> [Data shown]
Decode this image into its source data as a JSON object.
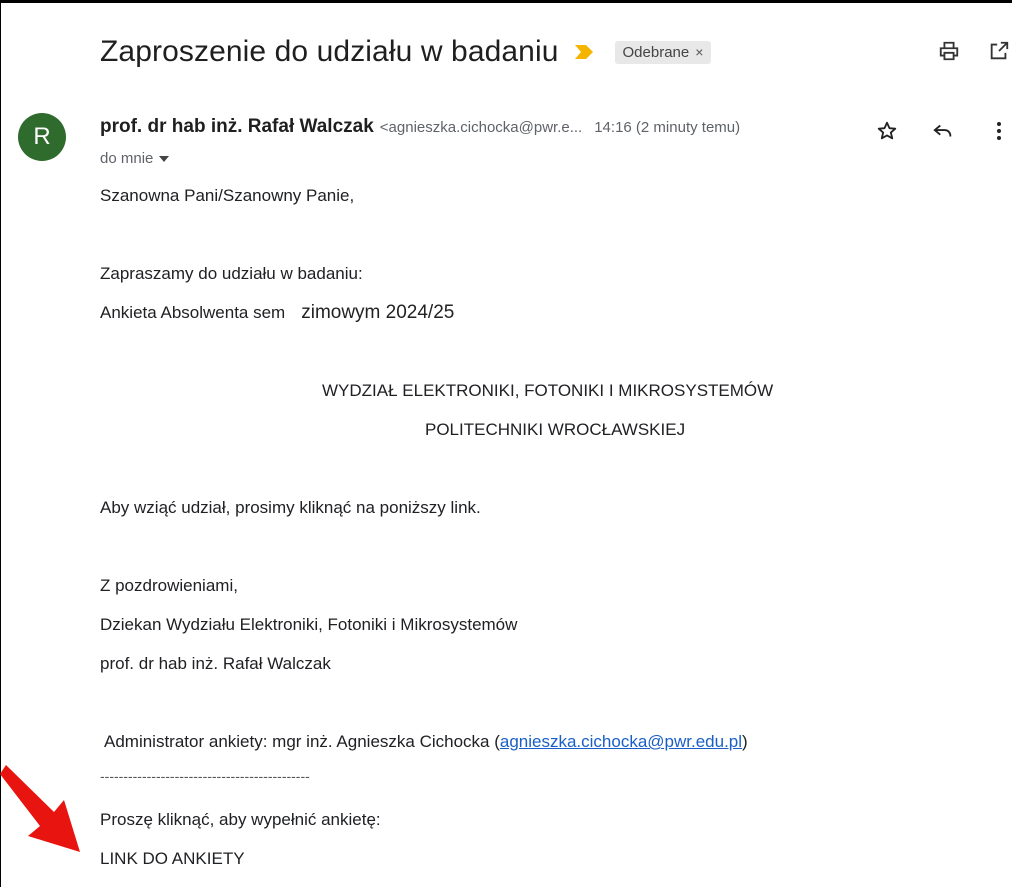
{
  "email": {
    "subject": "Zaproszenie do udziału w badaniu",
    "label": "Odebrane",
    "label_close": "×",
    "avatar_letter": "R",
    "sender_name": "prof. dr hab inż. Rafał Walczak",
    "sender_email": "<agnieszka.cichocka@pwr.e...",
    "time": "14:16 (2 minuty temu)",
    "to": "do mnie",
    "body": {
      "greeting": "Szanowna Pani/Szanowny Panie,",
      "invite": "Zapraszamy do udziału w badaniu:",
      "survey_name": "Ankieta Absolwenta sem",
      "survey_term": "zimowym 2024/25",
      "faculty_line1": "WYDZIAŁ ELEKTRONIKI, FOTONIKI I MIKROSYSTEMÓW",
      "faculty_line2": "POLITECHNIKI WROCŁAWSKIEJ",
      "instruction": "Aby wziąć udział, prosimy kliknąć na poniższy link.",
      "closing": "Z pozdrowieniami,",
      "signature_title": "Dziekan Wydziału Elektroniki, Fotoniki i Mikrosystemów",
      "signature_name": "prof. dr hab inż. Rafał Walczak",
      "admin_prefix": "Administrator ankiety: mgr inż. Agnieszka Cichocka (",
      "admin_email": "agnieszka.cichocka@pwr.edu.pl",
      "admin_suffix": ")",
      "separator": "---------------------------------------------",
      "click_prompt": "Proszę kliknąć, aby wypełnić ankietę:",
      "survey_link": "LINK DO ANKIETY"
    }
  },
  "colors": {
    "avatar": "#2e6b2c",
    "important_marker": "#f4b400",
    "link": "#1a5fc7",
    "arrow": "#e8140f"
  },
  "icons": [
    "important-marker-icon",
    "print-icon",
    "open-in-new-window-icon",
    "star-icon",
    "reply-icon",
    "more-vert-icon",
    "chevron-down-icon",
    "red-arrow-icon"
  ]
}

==

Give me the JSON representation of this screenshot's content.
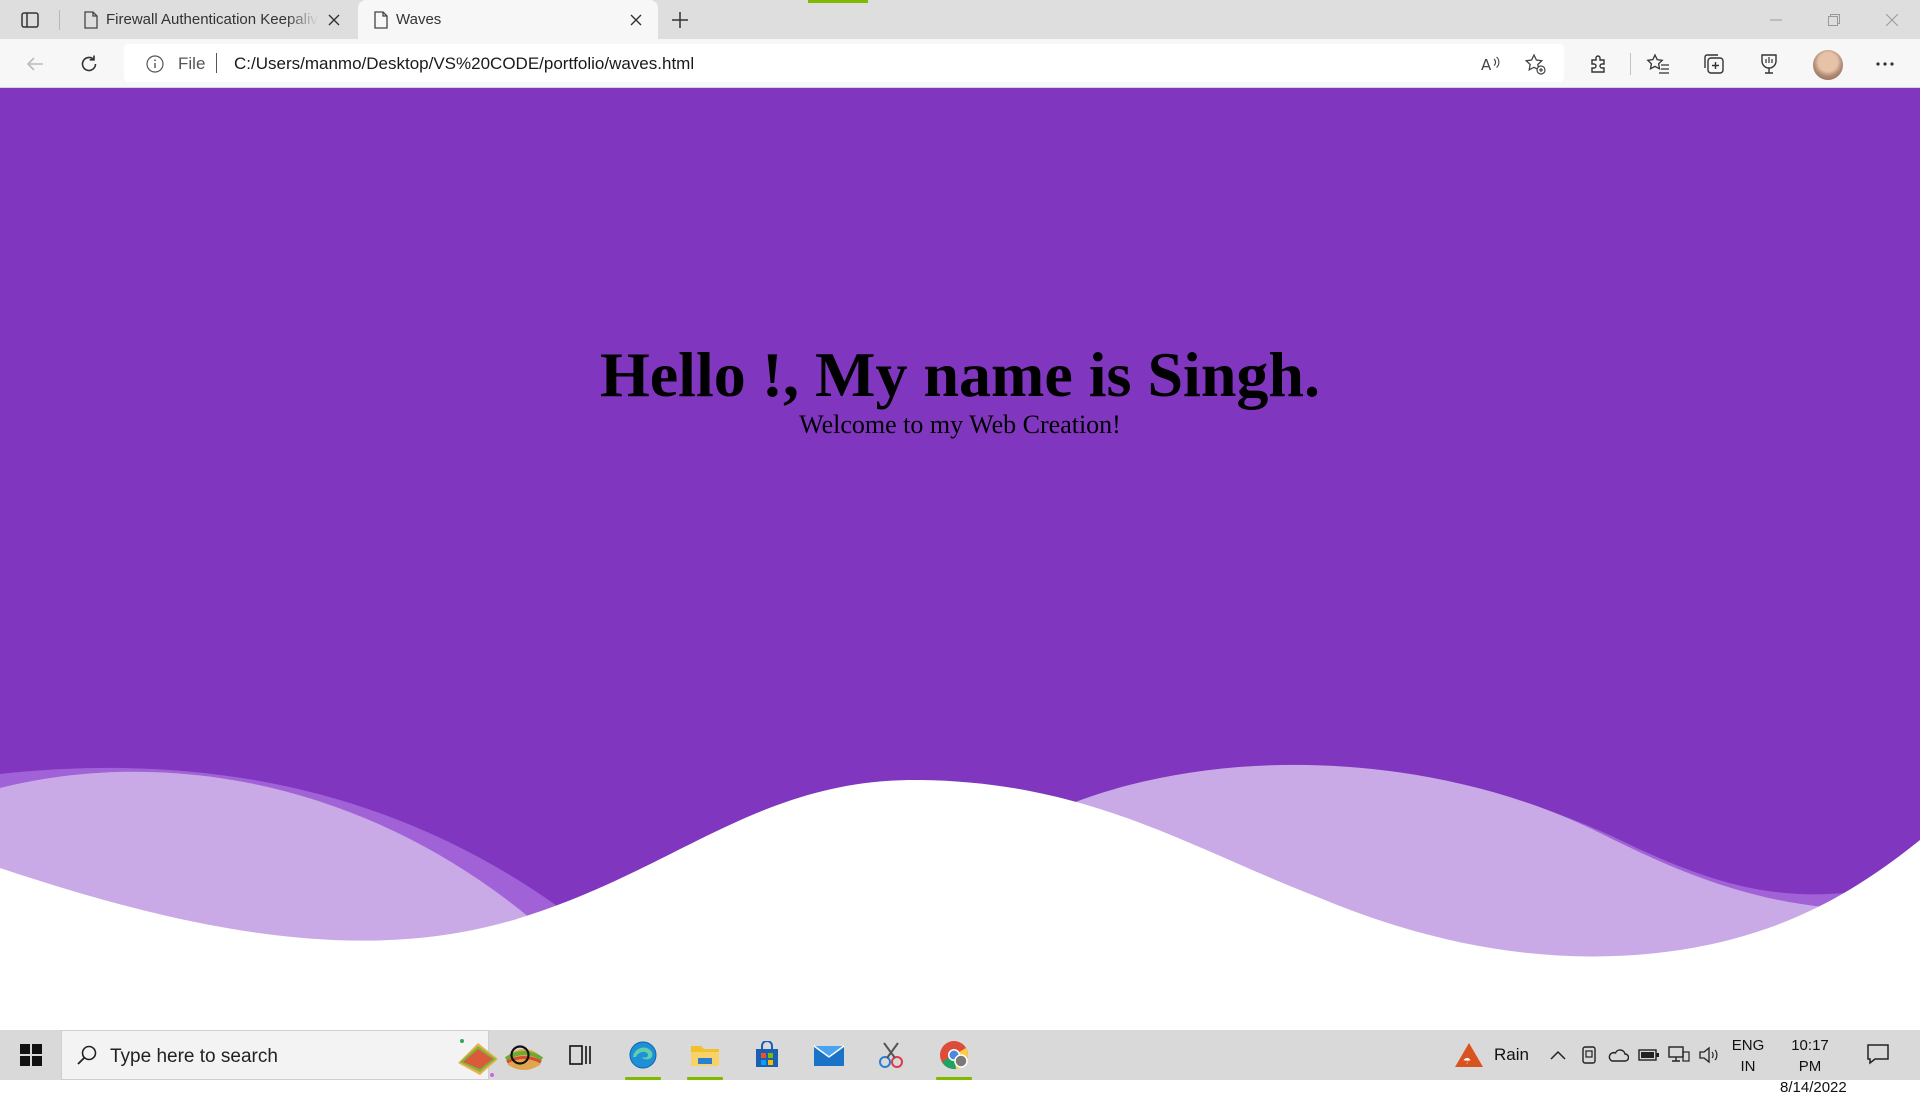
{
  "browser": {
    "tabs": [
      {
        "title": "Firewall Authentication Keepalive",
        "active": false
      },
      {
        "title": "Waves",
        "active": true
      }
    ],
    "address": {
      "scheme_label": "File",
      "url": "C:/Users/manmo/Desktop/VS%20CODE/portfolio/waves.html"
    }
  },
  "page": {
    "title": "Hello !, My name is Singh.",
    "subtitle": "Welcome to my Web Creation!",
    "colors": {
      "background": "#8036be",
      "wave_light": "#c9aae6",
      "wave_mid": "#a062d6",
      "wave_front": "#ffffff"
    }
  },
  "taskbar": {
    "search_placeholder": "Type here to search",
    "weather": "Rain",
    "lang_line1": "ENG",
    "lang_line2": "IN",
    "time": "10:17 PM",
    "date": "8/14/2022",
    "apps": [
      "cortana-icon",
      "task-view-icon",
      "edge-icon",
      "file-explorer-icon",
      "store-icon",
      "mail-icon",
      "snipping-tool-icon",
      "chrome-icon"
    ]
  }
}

> [Stated problem] Copy in full each line that holds the word "Rafał".

> [The result]
    "sender_name": "prof. dr hab inż. Rafał Walczak",
      "signature_name": "prof. dr hab inż. Rafał Walczak",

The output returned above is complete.